-- START ROWS --

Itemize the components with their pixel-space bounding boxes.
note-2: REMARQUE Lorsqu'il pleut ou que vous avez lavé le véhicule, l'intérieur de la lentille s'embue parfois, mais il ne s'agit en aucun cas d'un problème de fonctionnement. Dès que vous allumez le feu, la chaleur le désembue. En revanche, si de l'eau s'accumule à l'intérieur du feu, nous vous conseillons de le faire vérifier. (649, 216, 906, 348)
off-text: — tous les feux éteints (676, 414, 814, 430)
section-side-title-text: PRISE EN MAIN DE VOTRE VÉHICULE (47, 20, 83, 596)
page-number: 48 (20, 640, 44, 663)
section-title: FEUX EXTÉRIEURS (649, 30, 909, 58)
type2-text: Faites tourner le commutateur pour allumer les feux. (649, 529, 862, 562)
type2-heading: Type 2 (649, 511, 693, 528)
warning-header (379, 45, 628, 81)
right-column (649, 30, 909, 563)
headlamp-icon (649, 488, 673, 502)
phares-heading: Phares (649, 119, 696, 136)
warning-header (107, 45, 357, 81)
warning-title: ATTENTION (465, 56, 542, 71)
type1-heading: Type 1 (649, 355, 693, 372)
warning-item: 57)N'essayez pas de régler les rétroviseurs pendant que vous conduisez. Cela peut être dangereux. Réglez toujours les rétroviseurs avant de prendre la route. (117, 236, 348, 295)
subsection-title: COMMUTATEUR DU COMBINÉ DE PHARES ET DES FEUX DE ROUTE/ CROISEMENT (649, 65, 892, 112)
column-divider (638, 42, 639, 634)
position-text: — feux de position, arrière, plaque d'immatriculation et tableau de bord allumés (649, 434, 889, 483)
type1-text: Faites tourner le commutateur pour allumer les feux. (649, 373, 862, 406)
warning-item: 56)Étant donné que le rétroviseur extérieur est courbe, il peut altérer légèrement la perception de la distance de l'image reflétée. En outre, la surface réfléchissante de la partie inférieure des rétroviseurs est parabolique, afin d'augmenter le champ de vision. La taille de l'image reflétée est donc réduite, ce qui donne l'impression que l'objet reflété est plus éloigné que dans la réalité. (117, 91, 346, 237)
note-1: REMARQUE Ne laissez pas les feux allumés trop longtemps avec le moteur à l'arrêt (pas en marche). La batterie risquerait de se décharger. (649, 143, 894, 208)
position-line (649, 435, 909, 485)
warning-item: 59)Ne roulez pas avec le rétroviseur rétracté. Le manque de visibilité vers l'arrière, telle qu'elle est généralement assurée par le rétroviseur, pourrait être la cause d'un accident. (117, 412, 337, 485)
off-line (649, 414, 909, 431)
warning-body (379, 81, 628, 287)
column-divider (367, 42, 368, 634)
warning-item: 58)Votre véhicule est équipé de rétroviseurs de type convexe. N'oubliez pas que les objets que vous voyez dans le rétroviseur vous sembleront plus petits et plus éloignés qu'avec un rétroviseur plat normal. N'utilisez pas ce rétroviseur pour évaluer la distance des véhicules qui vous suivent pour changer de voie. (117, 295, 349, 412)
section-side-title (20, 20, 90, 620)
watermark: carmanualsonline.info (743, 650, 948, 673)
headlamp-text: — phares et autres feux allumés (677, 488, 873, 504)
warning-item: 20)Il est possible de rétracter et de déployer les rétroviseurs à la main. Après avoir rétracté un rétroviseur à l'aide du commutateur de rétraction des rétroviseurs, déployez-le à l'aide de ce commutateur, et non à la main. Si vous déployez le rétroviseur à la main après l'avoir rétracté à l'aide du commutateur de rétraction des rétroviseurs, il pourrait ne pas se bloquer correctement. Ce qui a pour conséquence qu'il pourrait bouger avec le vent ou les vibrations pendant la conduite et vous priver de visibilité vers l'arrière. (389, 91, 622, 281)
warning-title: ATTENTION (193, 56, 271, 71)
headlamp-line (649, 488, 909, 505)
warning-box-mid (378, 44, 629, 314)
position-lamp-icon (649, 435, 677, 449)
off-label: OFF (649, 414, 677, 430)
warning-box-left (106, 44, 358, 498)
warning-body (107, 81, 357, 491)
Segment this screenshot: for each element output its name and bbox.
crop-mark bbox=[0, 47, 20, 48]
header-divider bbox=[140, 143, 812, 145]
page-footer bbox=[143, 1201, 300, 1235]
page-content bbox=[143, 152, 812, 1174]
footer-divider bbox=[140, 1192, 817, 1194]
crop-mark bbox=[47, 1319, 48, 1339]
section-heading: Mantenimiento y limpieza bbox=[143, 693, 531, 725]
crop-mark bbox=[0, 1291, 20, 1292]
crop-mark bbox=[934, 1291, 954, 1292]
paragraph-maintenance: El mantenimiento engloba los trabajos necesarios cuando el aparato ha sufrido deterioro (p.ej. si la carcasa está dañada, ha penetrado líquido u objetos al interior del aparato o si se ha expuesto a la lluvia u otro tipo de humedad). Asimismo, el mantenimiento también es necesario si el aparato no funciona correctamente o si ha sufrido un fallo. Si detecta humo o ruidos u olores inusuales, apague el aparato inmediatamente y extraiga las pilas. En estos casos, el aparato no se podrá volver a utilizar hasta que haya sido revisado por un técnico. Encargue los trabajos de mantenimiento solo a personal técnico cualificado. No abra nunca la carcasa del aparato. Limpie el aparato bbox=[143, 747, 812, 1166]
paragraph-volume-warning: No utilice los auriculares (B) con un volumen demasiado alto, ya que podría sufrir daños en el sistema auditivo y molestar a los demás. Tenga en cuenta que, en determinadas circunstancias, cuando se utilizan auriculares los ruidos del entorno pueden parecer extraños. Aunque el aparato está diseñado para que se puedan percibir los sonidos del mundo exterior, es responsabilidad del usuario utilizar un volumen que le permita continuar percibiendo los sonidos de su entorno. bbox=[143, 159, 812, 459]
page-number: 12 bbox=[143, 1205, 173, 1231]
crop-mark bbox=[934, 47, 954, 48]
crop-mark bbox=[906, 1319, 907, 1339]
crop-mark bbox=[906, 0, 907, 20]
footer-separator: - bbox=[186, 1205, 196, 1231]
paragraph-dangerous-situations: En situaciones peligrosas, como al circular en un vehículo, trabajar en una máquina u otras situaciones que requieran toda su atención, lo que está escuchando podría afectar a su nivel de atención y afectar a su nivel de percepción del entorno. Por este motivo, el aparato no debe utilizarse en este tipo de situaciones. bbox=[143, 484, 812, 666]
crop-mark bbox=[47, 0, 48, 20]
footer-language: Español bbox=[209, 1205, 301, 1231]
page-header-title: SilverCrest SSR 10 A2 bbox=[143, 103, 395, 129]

-- END ROWS --

§ **INSTRUCTIONS FOR THE TASK**
Reproduce every line of the records above without any changes.

§ **RESPONSE TO THE TASK**
Itemize the components with their pixel-space bounding boxes.
note-2: REMARQUE Lorsqu'il pleut ou que vous avez lavé le véhicule, l'intérieur de la lentille s'embue parfois, mais il ne s'agit en aucun cas d'un problème de fonctionnement. Dès que vous allumez le feu, la chaleur le désembue. En revanche, si de l'eau s'accumule à l'intérieur du feu, nous vous conseillons de le faire vérifier. (649, 216, 906, 348)
off-text: — tous les feux éteints (676, 414, 814, 430)
section-side-title-text: PRISE EN MAIN DE VOTRE VÉHICULE (47, 20, 83, 596)
page-number: 48 (20, 640, 44, 663)
section-title: FEUX EXTÉRIEURS (649, 30, 909, 58)
type2-text: Faites tourner le commutateur pour allumer les feux. (649, 529, 862, 562)
type2-heading: Type 2 (649, 511, 693, 528)
warning-header (379, 45, 628, 81)
right-column (649, 30, 909, 563)
headlamp-icon (649, 488, 673, 502)
phares-heading: Phares (649, 119, 696, 136)
warning-header (107, 45, 357, 81)
warning-title: ATTENTION (465, 56, 542, 71)
type1-heading: Type 1 (649, 355, 693, 372)
warning-item: 57)N'essayez pas de régler les rétroviseurs pendant que vous conduisez. Cela peut être dangereux. Réglez toujours les rétroviseurs avant de prendre la route. (117, 236, 348, 295)
subsection-title: COMMUTATEUR DU COMBINÉ DE PHARES ET DES FEUX DE ROUTE/ CROISEMENT (649, 65, 892, 112)
column-divider (638, 42, 639, 634)
position-text: — feux de position, arrière, plaque d'immatriculation et tableau de bord allumés (649, 434, 889, 483)
type1-text: Faites tourner le commutateur pour allumer les feux. (649, 373, 862, 406)
warning-item: 56)Étant donné que le rétroviseur extérieur est courbe, il peut altérer légèrement la perception de la distance de l'image reflétée. En outre, la surface réfléchissante de la partie inférieure des rétroviseurs est parabolique, afin d'augmenter le champ de vision. La taille de l'image reflétée est donc réduite, ce qui donne l'impression que l'objet reflété est plus éloigné que dans la réalité. (117, 91, 346, 237)
note-1: REMARQUE Ne laissez pas les feux allumés trop longtemps avec le moteur à l'arrêt (pas en marche). La batterie risquerait de se décharger. (649, 143, 894, 208)
position-line (649, 435, 909, 485)
warning-item: 59)Ne roulez pas avec le rétroviseur rétracté. Le manque de visibilité vers l'arrière, telle qu'elle est généralement assurée par le rétroviseur, pourrait être la cause d'un accident. (117, 412, 337, 485)
off-line (649, 414, 909, 431)
warning-body (379, 81, 628, 287)
column-divider (367, 42, 368, 634)
warning-item: 58)Votre véhicule est équipé de rétroviseurs de type convexe. N'oubliez pas que les objets que vous voyez dans le rétroviseur vous sembleront plus petits et plus éloignés qu'avec un rétroviseur plat normal. N'utilisez pas ce rétroviseur pour évaluer la distance des véhicules qui vous suivent pour changer de voie. (117, 295, 349, 412)
section-side-title (20, 20, 90, 620)
watermark: carmanualsonline.info (743, 650, 948, 673)
headlamp-text: — phares et autres feux allumés (677, 488, 873, 504)
warning-item: 20)Il est possible de rétracter et de déployer les rétroviseurs à la main. Après avoir rétracté un rétroviseur à l'aide du commutateur de rétraction des rétroviseurs, déployez-le à l'aide de ce commutateur, et non à la main. Si vous déployez le rétroviseur à la main après l'avoir rétracté à l'aide du commutateur de rétraction des rétroviseurs, il pourrait ne pas se bloquer correctement. Ce qui a pour conséquence qu'il pourrait bouger avec le vent ou les vibrations pendant la conduite et vous priver de visibilité vers l'arrière. (389, 91, 622, 281)
warning-title: ATTENTION (193, 56, 271, 71)
headlamp-line (649, 488, 909, 505)
warning-box-mid (378, 44, 629, 314)
position-lamp-icon (649, 435, 677, 449)
off-label: OFF (649, 414, 677, 430)
warning-box-left (106, 44, 358, 498)
warning-body (107, 81, 357, 491)
Segment this screenshot: for each element output its name and bbox.
crop-mark bbox=[0, 47, 20, 48]
header-divider bbox=[140, 143, 812, 145]
page-footer bbox=[143, 1201, 300, 1235]
page-content bbox=[143, 152, 812, 1174]
footer-divider bbox=[140, 1192, 817, 1194]
crop-mark bbox=[47, 1319, 48, 1339]
section-heading: Mantenimiento y limpieza bbox=[143, 693, 531, 725]
crop-mark bbox=[0, 1291, 20, 1292]
crop-mark bbox=[934, 1291, 954, 1292]
paragraph-maintenance: El mantenimiento engloba los trabajos necesarios cuando el aparato ha sufrido deterioro (p.ej. si la carcasa está dañada, ha penetrado líquido u objetos al interior del aparato o si se ha expuesto a la lluvia u otro tipo de humedad). Asimismo, el mantenimiento también es necesario si el aparato no funciona correctamente o si ha sufrido un fallo. Si detecta humo o ruidos u olores inusuales, apague el aparato inmediatamente y extraiga las pilas. En estos casos, el aparato no se podrá volver a utilizar hasta que haya sido revisado por un técnico. Encargue los trabajos de mantenimiento solo a personal técnico cualificado. No abra nunca la carcasa del aparato. Limpie el aparato bbox=[143, 747, 812, 1166]
paragraph-volume-warning: No utilice los auriculares (B) con un volumen demasiado alto, ya que podría sufrir daños en el sistema auditivo y molestar a los demás. Tenga en cuenta que, en determinadas circunstancias, cuando se utilizan auriculares los ruidos del entorno pueden parecer extraños. Aunque el aparato está diseñado para que se puedan percibir los sonidos del mundo exterior, es responsabilidad del usuario utilizar un volumen que le permita continuar percibiendo los sonidos de su entorno. bbox=[143, 159, 812, 459]
page-number: 12 bbox=[143, 1205, 173, 1231]
crop-mark bbox=[934, 47, 954, 48]
crop-mark bbox=[906, 1319, 907, 1339]
crop-mark bbox=[906, 0, 907, 20]
footer-separator: - bbox=[186, 1205, 196, 1231]
paragraph-dangerous-situations: En situaciones peligrosas, como al circular en un vehículo, trabajar en una máquina u otras situaciones que requieran toda su atención, lo que está escuchando podría afectar a su nivel de atención y afectar a su nivel de percepción del entorno. Por este motivo, el aparato no debe utilizarse en este tipo de situaciones. bbox=[143, 484, 812, 666]
crop-mark bbox=[47, 0, 48, 20]
footer-language: Español bbox=[209, 1205, 301, 1231]
page-header-title: SilverCrest SSR 10 A2 bbox=[143, 103, 395, 129]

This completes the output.